- Provided data:

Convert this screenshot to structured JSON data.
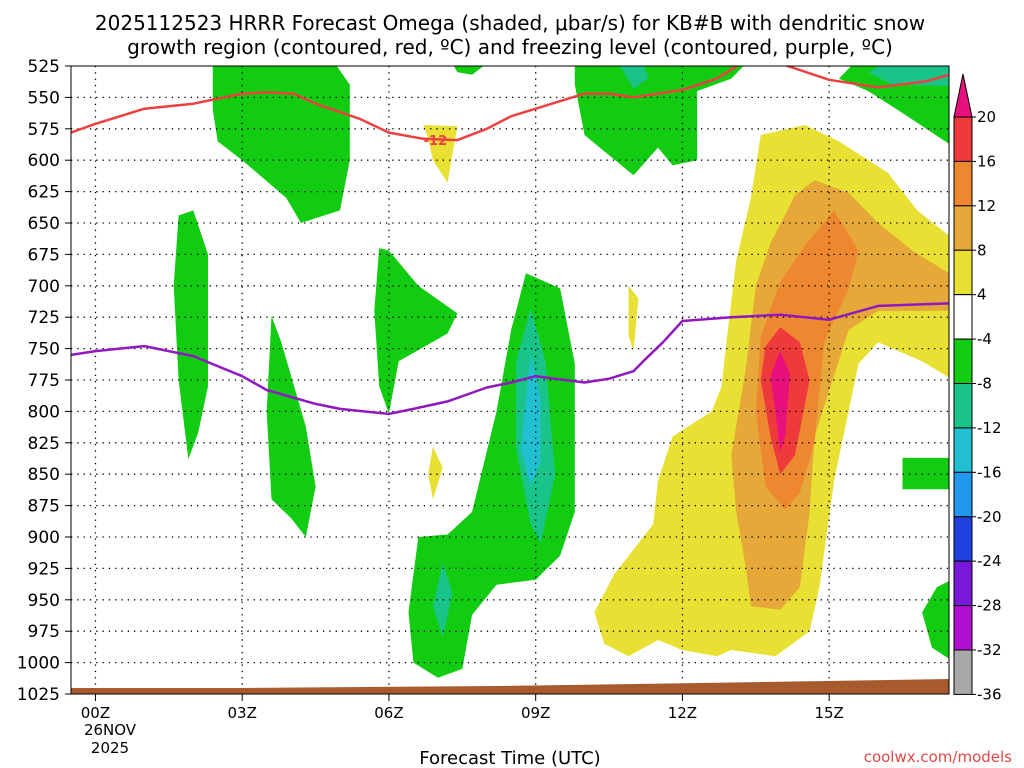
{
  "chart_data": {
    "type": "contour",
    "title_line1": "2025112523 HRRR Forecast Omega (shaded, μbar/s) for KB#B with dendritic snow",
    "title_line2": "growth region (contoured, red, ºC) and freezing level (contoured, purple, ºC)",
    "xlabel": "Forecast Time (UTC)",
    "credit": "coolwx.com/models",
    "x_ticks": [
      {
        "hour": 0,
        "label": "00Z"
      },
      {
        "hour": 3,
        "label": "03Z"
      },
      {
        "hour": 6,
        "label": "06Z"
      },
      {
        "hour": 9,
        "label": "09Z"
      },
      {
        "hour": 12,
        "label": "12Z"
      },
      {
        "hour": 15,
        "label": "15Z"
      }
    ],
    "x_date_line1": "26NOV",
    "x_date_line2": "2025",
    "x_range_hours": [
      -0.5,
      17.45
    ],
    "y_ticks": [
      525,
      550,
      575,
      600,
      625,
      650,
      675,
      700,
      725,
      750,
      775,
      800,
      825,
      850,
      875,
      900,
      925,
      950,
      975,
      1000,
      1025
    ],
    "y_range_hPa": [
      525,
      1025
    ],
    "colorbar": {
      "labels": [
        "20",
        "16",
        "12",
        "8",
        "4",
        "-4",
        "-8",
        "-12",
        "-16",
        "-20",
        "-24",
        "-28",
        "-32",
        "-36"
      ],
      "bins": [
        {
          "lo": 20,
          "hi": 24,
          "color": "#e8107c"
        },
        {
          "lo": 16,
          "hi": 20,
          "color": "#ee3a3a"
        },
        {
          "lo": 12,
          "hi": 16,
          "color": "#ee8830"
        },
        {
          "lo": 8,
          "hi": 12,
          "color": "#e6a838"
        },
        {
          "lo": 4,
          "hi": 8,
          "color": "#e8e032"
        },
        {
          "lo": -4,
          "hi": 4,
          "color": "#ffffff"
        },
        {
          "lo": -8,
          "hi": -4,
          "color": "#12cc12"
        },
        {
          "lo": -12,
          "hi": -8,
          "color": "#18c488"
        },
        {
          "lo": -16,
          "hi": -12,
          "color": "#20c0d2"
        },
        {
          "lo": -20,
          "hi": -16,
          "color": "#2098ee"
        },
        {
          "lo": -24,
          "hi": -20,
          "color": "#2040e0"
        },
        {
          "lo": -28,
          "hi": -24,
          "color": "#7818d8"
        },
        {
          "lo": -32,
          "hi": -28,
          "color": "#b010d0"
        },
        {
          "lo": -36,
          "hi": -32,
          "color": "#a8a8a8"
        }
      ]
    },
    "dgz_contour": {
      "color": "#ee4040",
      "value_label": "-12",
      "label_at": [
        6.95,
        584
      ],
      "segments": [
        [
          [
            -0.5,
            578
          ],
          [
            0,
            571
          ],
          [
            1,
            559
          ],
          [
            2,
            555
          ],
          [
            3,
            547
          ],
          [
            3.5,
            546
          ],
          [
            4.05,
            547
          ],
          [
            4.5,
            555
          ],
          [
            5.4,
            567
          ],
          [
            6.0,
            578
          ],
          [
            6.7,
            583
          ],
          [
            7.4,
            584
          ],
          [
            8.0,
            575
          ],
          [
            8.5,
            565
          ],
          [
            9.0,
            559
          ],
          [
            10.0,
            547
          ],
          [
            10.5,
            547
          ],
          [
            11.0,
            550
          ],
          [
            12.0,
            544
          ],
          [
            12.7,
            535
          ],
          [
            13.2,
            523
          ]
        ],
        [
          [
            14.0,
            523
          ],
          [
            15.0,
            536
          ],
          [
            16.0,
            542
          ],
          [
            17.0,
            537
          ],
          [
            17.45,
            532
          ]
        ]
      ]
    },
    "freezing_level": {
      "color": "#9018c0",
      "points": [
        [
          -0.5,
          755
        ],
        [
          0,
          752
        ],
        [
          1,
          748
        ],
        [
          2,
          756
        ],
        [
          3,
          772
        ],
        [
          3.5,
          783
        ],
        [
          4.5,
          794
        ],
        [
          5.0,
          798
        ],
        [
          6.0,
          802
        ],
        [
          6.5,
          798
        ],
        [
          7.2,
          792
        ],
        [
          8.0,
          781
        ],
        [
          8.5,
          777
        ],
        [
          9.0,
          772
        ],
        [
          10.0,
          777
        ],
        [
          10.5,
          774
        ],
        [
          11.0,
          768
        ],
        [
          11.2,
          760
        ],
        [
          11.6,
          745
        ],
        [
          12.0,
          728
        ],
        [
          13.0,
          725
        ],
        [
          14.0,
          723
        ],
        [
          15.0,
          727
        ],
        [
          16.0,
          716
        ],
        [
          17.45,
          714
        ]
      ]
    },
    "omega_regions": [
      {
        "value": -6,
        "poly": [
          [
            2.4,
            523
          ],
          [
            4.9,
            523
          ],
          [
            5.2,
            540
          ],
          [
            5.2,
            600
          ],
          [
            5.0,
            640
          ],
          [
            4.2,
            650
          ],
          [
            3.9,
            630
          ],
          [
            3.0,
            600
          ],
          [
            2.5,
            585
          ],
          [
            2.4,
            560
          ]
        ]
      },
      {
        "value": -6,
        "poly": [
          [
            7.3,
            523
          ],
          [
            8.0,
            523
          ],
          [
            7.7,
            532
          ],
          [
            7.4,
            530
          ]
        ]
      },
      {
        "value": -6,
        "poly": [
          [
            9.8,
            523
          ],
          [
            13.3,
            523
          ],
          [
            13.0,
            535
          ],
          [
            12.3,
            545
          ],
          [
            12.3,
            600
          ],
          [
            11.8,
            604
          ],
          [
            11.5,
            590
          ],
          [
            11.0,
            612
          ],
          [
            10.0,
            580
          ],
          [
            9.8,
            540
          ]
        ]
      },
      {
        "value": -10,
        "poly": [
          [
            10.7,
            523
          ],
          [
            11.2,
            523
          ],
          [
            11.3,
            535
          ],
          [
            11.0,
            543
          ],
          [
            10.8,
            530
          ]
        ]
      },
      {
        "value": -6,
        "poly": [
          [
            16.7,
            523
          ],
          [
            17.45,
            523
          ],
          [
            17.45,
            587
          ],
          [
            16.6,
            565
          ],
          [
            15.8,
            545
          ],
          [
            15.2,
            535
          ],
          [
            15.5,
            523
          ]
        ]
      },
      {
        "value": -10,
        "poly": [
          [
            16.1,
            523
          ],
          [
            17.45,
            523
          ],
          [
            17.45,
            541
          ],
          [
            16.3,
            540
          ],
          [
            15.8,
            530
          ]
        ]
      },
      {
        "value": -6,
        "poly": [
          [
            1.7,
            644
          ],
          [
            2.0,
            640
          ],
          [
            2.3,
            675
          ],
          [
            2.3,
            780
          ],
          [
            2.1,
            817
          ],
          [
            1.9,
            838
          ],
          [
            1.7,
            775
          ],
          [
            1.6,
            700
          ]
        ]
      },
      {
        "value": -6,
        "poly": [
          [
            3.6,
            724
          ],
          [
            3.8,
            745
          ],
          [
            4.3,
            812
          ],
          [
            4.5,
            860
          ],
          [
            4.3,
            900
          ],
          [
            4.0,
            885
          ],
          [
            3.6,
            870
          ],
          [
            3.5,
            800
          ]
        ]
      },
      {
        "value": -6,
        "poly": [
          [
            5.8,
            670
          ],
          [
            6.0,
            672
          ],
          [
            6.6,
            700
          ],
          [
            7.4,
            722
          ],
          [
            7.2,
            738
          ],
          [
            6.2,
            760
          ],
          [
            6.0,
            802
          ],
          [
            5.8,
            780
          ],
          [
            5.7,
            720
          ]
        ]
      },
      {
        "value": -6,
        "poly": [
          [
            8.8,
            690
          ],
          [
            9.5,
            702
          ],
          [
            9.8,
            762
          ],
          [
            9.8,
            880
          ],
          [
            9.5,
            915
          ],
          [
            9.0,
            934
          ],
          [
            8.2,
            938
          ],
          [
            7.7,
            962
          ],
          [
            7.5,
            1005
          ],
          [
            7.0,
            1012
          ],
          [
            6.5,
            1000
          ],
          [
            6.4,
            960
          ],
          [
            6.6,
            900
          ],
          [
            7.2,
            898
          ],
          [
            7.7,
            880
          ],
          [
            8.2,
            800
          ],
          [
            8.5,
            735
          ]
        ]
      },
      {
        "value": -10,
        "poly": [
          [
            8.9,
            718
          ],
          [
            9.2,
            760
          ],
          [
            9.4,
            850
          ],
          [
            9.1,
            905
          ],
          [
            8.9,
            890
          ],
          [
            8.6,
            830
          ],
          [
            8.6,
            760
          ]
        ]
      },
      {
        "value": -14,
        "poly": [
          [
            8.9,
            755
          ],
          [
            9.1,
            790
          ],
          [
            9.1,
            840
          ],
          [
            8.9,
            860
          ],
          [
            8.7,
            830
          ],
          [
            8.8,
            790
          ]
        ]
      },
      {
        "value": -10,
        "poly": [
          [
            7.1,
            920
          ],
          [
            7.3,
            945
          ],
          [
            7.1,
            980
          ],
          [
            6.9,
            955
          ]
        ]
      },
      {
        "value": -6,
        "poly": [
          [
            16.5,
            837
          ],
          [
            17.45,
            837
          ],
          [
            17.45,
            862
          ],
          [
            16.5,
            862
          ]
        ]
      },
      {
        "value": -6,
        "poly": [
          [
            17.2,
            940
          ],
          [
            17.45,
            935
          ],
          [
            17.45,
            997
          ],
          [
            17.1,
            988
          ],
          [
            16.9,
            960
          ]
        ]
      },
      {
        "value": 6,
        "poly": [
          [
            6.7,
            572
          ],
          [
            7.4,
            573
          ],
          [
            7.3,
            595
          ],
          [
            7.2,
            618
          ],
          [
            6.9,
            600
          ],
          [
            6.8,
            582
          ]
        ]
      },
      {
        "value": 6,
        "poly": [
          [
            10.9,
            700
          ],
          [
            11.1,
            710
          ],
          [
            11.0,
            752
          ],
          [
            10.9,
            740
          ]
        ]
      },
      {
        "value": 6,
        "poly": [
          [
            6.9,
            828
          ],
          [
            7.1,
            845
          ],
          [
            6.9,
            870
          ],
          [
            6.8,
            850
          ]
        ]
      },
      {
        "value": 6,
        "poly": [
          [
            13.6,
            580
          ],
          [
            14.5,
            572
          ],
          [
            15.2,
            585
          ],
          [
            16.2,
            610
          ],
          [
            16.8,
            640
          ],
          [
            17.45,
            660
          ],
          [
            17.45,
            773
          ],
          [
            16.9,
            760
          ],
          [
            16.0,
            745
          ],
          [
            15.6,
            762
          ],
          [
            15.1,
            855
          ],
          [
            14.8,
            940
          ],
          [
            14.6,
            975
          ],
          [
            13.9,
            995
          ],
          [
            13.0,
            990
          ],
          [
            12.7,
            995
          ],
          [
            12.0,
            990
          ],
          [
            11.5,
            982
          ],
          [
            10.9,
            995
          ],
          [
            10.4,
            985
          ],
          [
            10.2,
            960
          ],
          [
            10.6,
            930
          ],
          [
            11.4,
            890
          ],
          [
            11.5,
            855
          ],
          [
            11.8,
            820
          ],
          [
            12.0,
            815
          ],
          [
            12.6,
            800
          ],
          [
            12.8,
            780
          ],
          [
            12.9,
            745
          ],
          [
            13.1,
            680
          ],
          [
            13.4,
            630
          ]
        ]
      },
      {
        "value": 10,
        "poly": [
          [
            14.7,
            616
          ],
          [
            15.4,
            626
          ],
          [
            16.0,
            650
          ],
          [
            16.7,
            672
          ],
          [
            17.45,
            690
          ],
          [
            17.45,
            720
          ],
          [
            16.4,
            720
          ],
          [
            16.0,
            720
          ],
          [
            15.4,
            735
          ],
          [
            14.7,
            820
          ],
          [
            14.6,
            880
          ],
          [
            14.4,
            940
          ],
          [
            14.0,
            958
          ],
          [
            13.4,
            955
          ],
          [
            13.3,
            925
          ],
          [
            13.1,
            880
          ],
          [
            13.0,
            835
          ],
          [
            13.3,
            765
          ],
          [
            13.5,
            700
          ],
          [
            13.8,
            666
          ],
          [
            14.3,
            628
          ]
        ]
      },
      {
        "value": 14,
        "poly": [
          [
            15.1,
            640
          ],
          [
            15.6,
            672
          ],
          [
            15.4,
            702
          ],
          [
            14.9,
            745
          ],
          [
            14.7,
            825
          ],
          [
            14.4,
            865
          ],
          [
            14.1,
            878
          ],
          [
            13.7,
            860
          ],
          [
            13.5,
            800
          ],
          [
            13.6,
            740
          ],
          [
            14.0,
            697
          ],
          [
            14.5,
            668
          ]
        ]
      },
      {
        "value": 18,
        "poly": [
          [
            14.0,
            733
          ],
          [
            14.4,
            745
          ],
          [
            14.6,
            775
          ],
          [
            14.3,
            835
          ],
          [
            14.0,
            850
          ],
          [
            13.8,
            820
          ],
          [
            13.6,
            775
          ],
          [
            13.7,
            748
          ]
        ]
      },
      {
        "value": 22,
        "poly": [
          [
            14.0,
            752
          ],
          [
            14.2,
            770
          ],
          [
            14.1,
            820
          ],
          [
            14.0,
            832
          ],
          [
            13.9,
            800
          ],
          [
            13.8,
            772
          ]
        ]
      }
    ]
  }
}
--
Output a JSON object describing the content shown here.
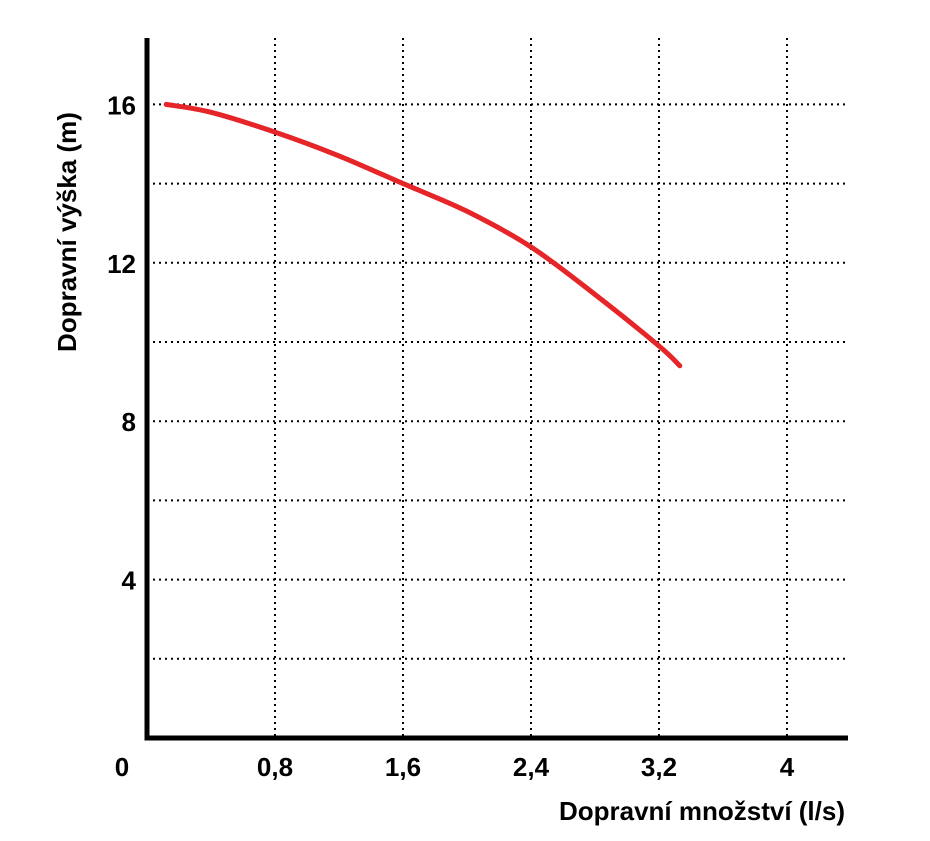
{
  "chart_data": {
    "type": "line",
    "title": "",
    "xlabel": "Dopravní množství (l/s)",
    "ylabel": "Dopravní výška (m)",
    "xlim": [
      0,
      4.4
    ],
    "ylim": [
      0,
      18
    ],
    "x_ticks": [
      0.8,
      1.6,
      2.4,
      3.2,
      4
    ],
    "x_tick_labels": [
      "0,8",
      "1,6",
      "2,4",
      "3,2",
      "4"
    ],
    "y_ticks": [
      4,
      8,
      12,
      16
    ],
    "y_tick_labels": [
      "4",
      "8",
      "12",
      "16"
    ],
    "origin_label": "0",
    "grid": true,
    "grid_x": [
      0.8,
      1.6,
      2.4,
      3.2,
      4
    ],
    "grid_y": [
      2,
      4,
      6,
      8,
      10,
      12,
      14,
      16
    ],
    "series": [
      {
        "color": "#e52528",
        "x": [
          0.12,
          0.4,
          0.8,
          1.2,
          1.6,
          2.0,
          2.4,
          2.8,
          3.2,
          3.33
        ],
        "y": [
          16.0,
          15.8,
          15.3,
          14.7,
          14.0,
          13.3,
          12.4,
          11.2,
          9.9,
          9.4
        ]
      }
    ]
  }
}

- Task prompt:
Find the word "xlabel" and list each line it appears in.

- Task result:
    "xlabel": "Forecast Time (UTC)",
    "xlabel": "Dopravní množství (l/s)",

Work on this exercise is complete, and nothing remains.